> [TASK STATEMENT]:
Output the records exactly as they appear, with no pictures included.

> [RECORDED DATA]:
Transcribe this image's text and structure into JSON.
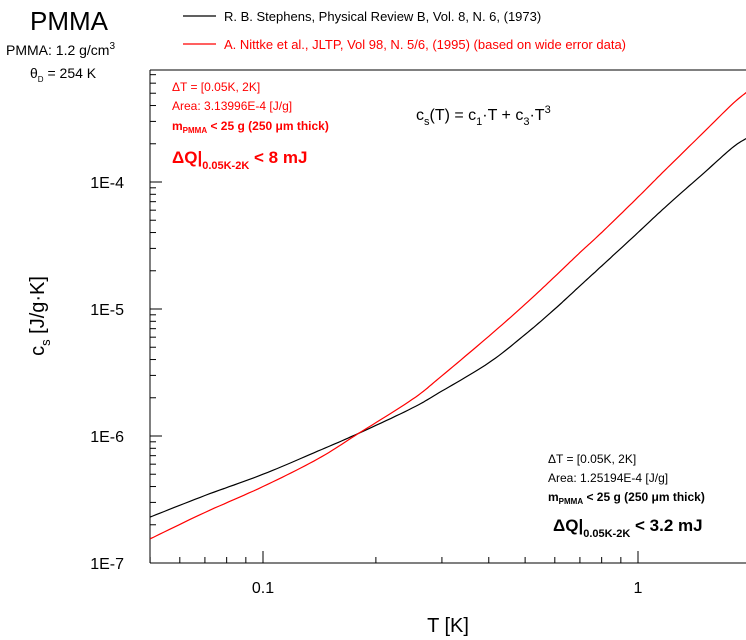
{
  "chart_data": {
    "type": "line",
    "title": "PMMA",
    "info": {
      "density_prefix": "PMMA: 1.2 g/cm",
      "density_exp": "3",
      "theta": "θ",
      "theta_sub": "D",
      "theta_rest": " = 254 K"
    },
    "xlabel": "T [K]",
    "ylabel": {
      "main": "c",
      "sub": "s",
      "rest": " [J/g·K]"
    },
    "x_scale": "log",
    "y_scale": "log",
    "xlim": [
      0.05,
      2
    ],
    "ylim": [
      1e-07,
      0.0005
    ],
    "x_ticks": [
      {
        "value": 0.1,
        "label": "0.1"
      },
      {
        "value": 1,
        "label": "1"
      }
    ],
    "y_ticks": [
      {
        "value": 1e-07,
        "label": "1E-7"
      },
      {
        "value": 1e-06,
        "label": "1E-6"
      },
      {
        "value": 1e-05,
        "label": "1E-5"
      },
      {
        "value": 0.0001,
        "label": "1E-4"
      }
    ],
    "grid": false,
    "legend_position": "top",
    "series": [
      {
        "name": "R. B. Stephens, Physical Review B, Vol. 8, N. 6, (1973)",
        "color": "#000000",
        "points": [
          [
            0.05,
            2.3e-07
          ],
          [
            0.07,
            3.4e-07
          ],
          [
            0.1,
            5e-07
          ],
          [
            0.14,
            7.6e-07
          ],
          [
            0.18,
            1.05e-06
          ],
          [
            0.25,
            1.66e-06
          ],
          [
            0.3,
            2.26e-06
          ],
          [
            0.4,
            3.77e-06
          ],
          [
            0.5,
            6.3e-06
          ],
          [
            0.6,
            1e-05
          ],
          [
            0.7,
            1.52e-05
          ],
          [
            0.8,
            2.18e-05
          ],
          [
            1.0,
            4e-05
          ],
          [
            1.2,
            6.6e-05
          ],
          [
            1.5,
            0.000118
          ],
          [
            1.8,
            0.00019
          ],
          [
            2.0,
            0.00023
          ]
        ]
      },
      {
        "name": "A. Nittke et al., JLTP, Vol 98, N. 5/6, (1995) (based on wide error data)",
        "color": "#ff0000",
        "points": [
          [
            0.05,
            1.55e-07
          ],
          [
            0.07,
            2.5e-07
          ],
          [
            0.1,
            4e-07
          ],
          [
            0.14,
            6.6e-07
          ],
          [
            0.18,
            1.05e-06
          ],
          [
            0.25,
            1.94e-06
          ],
          [
            0.3,
            2.98e-06
          ],
          [
            0.4,
            6.1e-06
          ],
          [
            0.5,
            1.09e-05
          ],
          [
            0.6,
            1.8e-05
          ],
          [
            0.7,
            2.78e-05
          ],
          [
            0.8,
            4e-05
          ],
          [
            1.0,
            7.6e-05
          ],
          [
            1.2,
            0.00013
          ],
          [
            1.5,
            0.000248
          ],
          [
            1.8,
            0.00042
          ],
          [
            2.0,
            0.00054
          ]
        ]
      }
    ],
    "formula": {
      "a": "c",
      "a_sub": "s",
      "b": "(T) = c",
      "b_sub": "1",
      "c": "·T + c",
      "c_sub": "3",
      "d": "·T",
      "d_sup": "3"
    },
    "annotations": {
      "red": {
        "line1": "ΔT = [0.05K, 2K]",
        "line2": "Area: 3.13996E-4 [J/g]",
        "mass_prefix": "m",
        "mass_sub": "PMMA",
        "mass_rest": " < 25 g (250 μm thick)",
        "dq_prefix": "ΔQ|",
        "dq_sub": "0.05K-2K",
        "dq_rest": " < 8 mJ"
      },
      "black": {
        "line1": "ΔT = [0.05K, 2K]",
        "line2": "Area: 1.25194E-4 [J/g]",
        "mass_prefix": "m",
        "mass_sub": "PMMA",
        "mass_rest": " < 25 g (250 μm thick)",
        "dq_prefix": "ΔQ|",
        "dq_sub": "0.05K-2K",
        "dq_rest": " < 3.2 mJ"
      }
    }
  }
}
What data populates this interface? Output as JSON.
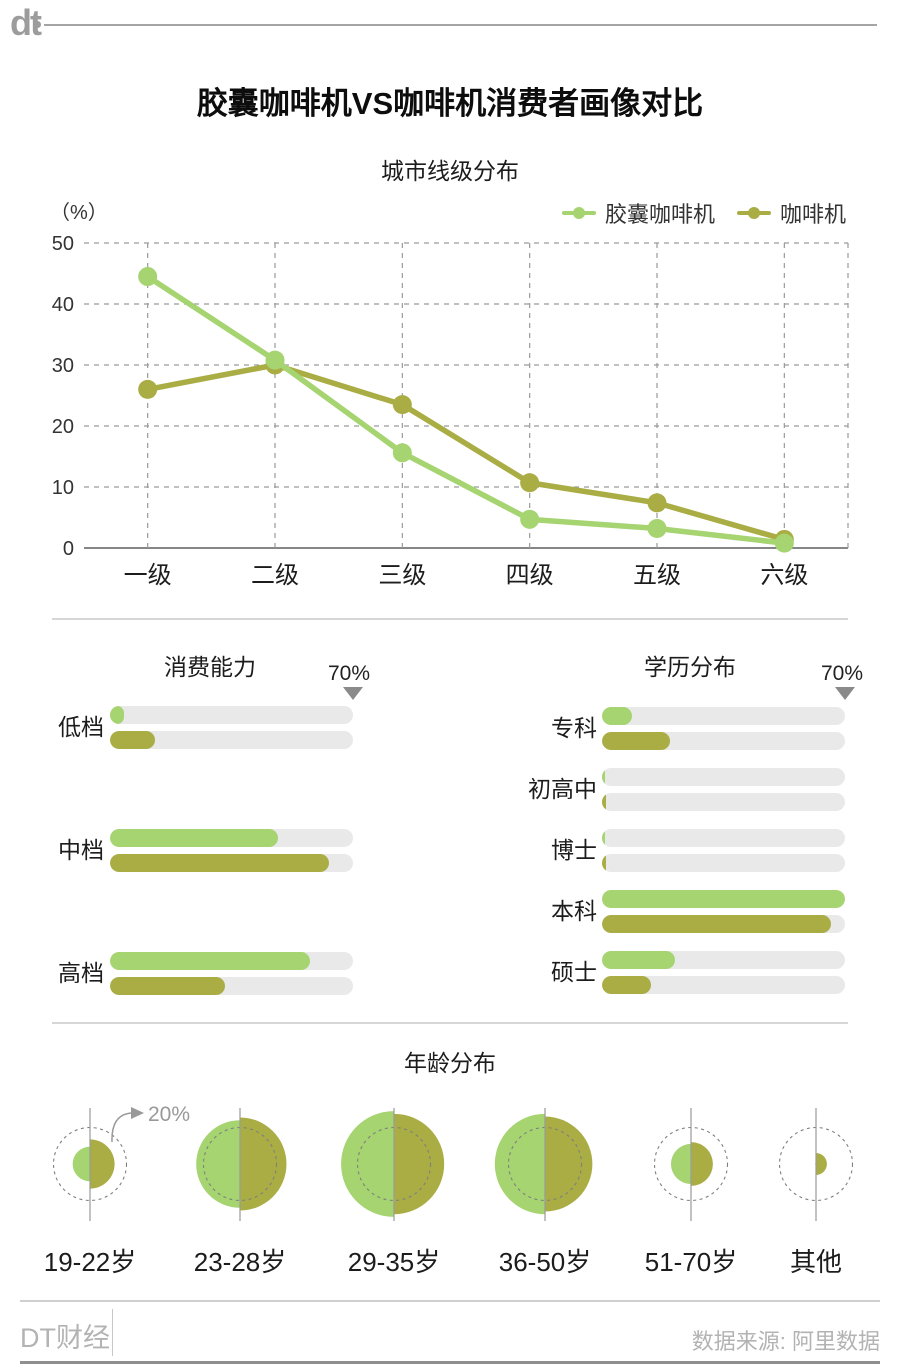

> [SOLUTION]:
Transcribe this image's text and structure into JSON.
{
  "chart_data": {
    "type": "line",
    "title": "PMMA",
    "info": {
      "density_prefix": "PMMA: 1.2 g/cm",
      "density_exp": "3",
      "theta": "θ",
      "theta_sub": "D",
      "theta_rest": " = 254 K"
    },
    "xlabel": "T [K]",
    "ylabel": {
      "main": "c",
      "sub": "s",
      "rest": " [J/g·K]"
    },
    "x_scale": "log",
    "y_scale": "log",
    "xlim": [
      0.05,
      2
    ],
    "ylim": [
      1e-07,
      0.0005
    ],
    "x_ticks": [
      {
        "value": 0.1,
        "label": "0.1"
      },
      {
        "value": 1,
        "label": "1"
      }
    ],
    "y_ticks": [
      {
        "value": 1e-07,
        "label": "1E-7"
      },
      {
        "value": 1e-06,
        "label": "1E-6"
      },
      {
        "value": 1e-05,
        "label": "1E-5"
      },
      {
        "value": 0.0001,
        "label": "1E-4"
      }
    ],
    "grid": false,
    "legend_position": "top",
    "series": [
      {
        "name": "R. B. Stephens, Physical Review B, Vol. 8, N. 6, (1973)",
        "color": "#000000",
        "points": [
          [
            0.05,
            2.3e-07
          ],
          [
            0.07,
            3.4e-07
          ],
          [
            0.1,
            5e-07
          ],
          [
            0.14,
            7.6e-07
          ],
          [
            0.18,
            1.05e-06
          ],
          [
            0.25,
            1.66e-06
          ],
          [
            0.3,
            2.26e-06
          ],
          [
            0.4,
            3.77e-06
          ],
          [
            0.5,
            6.3e-06
          ],
          [
            0.6,
            1e-05
          ],
          [
            0.7,
            1.52e-05
          ],
          [
            0.8,
            2.18e-05
          ],
          [
            1.0,
            4e-05
          ],
          [
            1.2,
            6.6e-05
          ],
          [
            1.5,
            0.000118
          ],
          [
            1.8,
            0.00019
          ],
          [
            2.0,
            0.00023
          ]
        ]
      },
      {
        "name": "A. Nittke et al., JLTP, Vol 98, N. 5/6, (1995) (based on wide error data)",
        "color": "#ff0000",
        "points": [
          [
            0.05,
            1.55e-07
          ],
          [
            0.07,
            2.5e-07
          ],
          [
            0.1,
            4e-07
          ],
          [
            0.14,
            6.6e-07
          ],
          [
            0.18,
            1.05e-06
          ],
          [
            0.25,
            1.94e-06
          ],
          [
            0.3,
            2.98e-06
          ],
          [
            0.4,
            6.1e-06
          ],
          [
            0.5,
            1.09e-05
          ],
          [
            0.6,
            1.8e-05
          ],
          [
            0.7,
            2.78e-05
          ],
          [
            0.8,
            4e-05
          ],
          [
            1.0,
            7.6e-05
          ],
          [
            1.2,
            0.00013
          ],
          [
            1.5,
            0.000248
          ],
          [
            1.8,
            0.00042
          ],
          [
            2.0,
            0.00054
          ]
        ]
      }
    ],
    "formula": {
      "a": "c",
      "a_sub": "s",
      "b": "(T) = c",
      "b_sub": "1",
      "c": "·T + c",
      "c_sub": "3",
      "d": "·T",
      "d_sup": "3"
    },
    "annotations": {
      "red": {
        "line1": "ΔT = [0.05K, 2K]",
        "line2": "Area: 3.13996E-4 [J/g]",
        "mass_prefix": "m",
        "mass_sub": "PMMA",
        "mass_rest": " < 25 g (250 μm thick)",
        "dq_prefix": "ΔQ|",
        "dq_sub": "0.05K-2K",
        "dq_rest": " < 8 mJ"
      },
      "black": {
        "line1": "ΔT = [0.05K, 2K]",
        "line2": "Area: 1.25194E-4 [J/g]",
        "mass_prefix": "m",
        "mass_sub": "PMMA",
        "mass_rest": " < 25 g (250 μm thick)",
        "dq_prefix": "ΔQ|",
        "dq_sub": "0.05K-2K",
        "dq_rest": " < 3.2 mJ"
      }
    }
  }
}
What data populates this interface? Output as JSON.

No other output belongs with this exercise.